Every record must appear in your copy exactly as written, with no pictures.

>> start RECORDS FOR THIS EXERCISE

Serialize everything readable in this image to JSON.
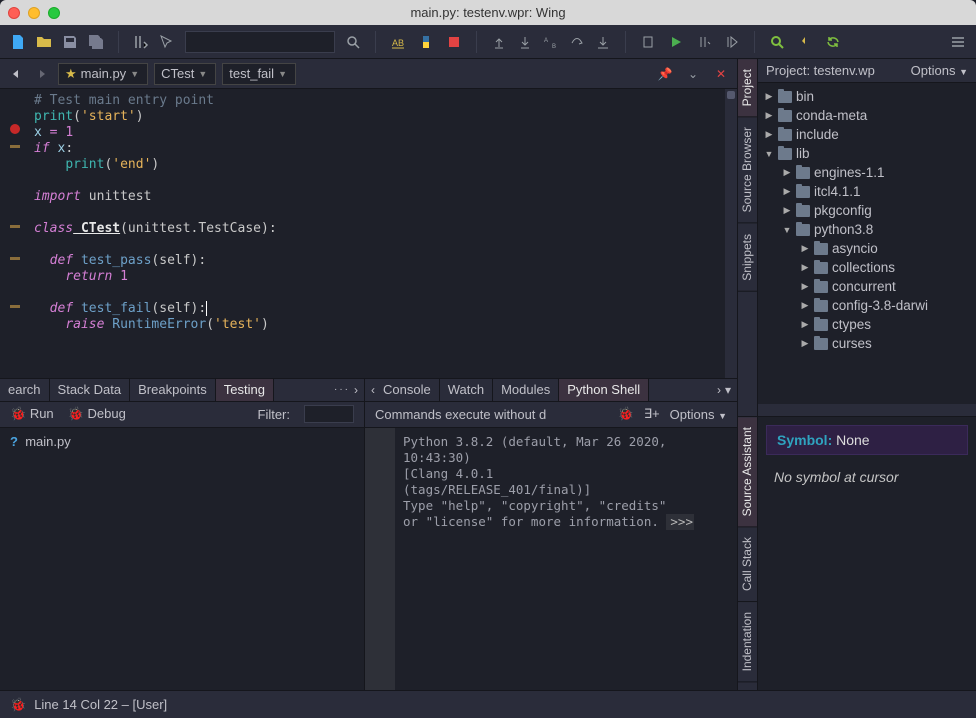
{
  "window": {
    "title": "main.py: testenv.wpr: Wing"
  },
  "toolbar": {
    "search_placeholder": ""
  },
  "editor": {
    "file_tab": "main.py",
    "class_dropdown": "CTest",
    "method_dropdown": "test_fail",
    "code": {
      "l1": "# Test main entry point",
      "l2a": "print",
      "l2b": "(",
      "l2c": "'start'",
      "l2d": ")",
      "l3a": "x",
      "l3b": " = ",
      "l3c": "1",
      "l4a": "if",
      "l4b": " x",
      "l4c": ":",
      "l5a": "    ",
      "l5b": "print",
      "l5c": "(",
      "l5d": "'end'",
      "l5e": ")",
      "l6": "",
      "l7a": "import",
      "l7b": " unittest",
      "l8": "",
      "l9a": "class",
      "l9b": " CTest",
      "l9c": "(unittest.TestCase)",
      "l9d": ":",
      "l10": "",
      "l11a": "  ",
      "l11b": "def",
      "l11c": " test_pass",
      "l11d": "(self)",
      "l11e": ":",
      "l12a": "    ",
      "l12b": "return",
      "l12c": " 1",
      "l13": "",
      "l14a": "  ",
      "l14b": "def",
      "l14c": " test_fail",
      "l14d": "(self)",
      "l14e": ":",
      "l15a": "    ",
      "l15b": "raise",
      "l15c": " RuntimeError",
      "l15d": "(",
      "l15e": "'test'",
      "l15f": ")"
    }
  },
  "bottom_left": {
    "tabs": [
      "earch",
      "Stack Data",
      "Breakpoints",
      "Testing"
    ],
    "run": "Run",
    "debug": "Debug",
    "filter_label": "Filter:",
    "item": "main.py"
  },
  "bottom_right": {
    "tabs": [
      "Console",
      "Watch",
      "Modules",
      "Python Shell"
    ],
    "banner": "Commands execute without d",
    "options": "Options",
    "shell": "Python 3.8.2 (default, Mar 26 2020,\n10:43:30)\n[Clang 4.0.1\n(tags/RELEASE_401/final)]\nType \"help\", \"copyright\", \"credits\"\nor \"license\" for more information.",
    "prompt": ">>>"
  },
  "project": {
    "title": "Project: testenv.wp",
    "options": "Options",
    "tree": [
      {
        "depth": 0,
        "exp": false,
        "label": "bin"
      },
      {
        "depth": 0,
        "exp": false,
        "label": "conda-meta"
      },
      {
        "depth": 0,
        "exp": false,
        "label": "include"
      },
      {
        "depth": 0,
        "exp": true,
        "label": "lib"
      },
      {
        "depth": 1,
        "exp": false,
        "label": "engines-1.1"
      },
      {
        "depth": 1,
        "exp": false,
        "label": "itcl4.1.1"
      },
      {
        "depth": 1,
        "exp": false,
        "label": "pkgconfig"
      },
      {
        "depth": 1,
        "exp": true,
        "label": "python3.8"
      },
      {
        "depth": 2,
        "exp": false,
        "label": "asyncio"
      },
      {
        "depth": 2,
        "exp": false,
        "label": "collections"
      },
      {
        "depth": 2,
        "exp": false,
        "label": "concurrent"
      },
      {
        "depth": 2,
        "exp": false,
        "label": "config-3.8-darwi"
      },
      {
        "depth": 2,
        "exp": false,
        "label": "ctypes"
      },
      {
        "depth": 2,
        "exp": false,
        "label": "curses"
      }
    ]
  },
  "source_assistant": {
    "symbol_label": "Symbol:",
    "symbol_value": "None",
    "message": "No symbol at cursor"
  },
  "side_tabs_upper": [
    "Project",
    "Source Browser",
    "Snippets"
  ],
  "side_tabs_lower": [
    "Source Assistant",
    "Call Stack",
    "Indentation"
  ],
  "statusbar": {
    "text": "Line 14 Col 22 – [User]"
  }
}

>> end RECORDS FOR THIS EXERCISE

## FULL SOLUTION
Serialize everything readable in this image to JSON.
{
  "window": {
    "title": "main.py: testenv.wpr: Wing"
  },
  "toolbar": {
    "search_placeholder": ""
  },
  "editor": {
    "file_tab": "main.py",
    "class_dropdown": "CTest",
    "method_dropdown": "test_fail",
    "code": {
      "l1": "# Test main entry point",
      "l2a": "print",
      "l2b": "(",
      "l2c": "'start'",
      "l2d": ")",
      "l3a": "x",
      "l3b": " = ",
      "l3c": "1",
      "l4a": "if",
      "l4b": " x",
      "l4c": ":",
      "l5a": "    ",
      "l5b": "print",
      "l5c": "(",
      "l5d": "'end'",
      "l5e": ")",
      "l6": "",
      "l7a": "import",
      "l7b": " unittest",
      "l8": "",
      "l9a": "class",
      "l9b": " CTest",
      "l9c": "(unittest.TestCase)",
      "l9d": ":",
      "l10": "",
      "l11a": "  ",
      "l11b": "def",
      "l11c": " test_pass",
      "l11d": "(self)",
      "l11e": ":",
      "l12a": "    ",
      "l12b": "return",
      "l12c": " 1",
      "l13": "",
      "l14a": "  ",
      "l14b": "def",
      "l14c": " test_fail",
      "l14d": "(self)",
      "l14e": ":",
      "l15a": "    ",
      "l15b": "raise",
      "l15c": " RuntimeError",
      "l15d": "(",
      "l15e": "'test'",
      "l15f": ")"
    }
  },
  "bottom_left": {
    "tabs": [
      "earch",
      "Stack Data",
      "Breakpoints",
      "Testing"
    ],
    "run": "Run",
    "debug": "Debug",
    "filter_label": "Filter:",
    "item": "main.py"
  },
  "bottom_right": {
    "tabs": [
      "Console",
      "Watch",
      "Modules",
      "Python Shell"
    ],
    "banner": "Commands execute without d",
    "options": "Options",
    "shell": "Python 3.8.2 (default, Mar 26 2020,\n10:43:30)\n[Clang 4.0.1\n(tags/RELEASE_401/final)]\nType \"help\", \"copyright\", \"credits\"\nor \"license\" for more information.",
    "prompt": ">>>"
  },
  "project": {
    "title": "Project: testenv.wp",
    "options": "Options",
    "tree": [
      {
        "depth": 0,
        "exp": false,
        "label": "bin"
      },
      {
        "depth": 0,
        "exp": false,
        "label": "conda-meta"
      },
      {
        "depth": 0,
        "exp": false,
        "label": "include"
      },
      {
        "depth": 0,
        "exp": true,
        "label": "lib"
      },
      {
        "depth": 1,
        "exp": false,
        "label": "engines-1.1"
      },
      {
        "depth": 1,
        "exp": false,
        "label": "itcl4.1.1"
      },
      {
        "depth": 1,
        "exp": false,
        "label": "pkgconfig"
      },
      {
        "depth": 1,
        "exp": true,
        "label": "python3.8"
      },
      {
        "depth": 2,
        "exp": false,
        "label": "asyncio"
      },
      {
        "depth": 2,
        "exp": false,
        "label": "collections"
      },
      {
        "depth": 2,
        "exp": false,
        "label": "concurrent"
      },
      {
        "depth": 2,
        "exp": false,
        "label": "config-3.8-darwi"
      },
      {
        "depth": 2,
        "exp": false,
        "label": "ctypes"
      },
      {
        "depth": 2,
        "exp": false,
        "label": "curses"
      }
    ]
  },
  "source_assistant": {
    "symbol_label": "Symbol:",
    "symbol_value": "None",
    "message": "No symbol at cursor"
  },
  "side_tabs_upper": [
    "Project",
    "Source Browser",
    "Snippets"
  ],
  "side_tabs_lower": [
    "Source Assistant",
    "Call Stack",
    "Indentation"
  ],
  "statusbar": {
    "text": "Line 14 Col 22 – [User]"
  }
}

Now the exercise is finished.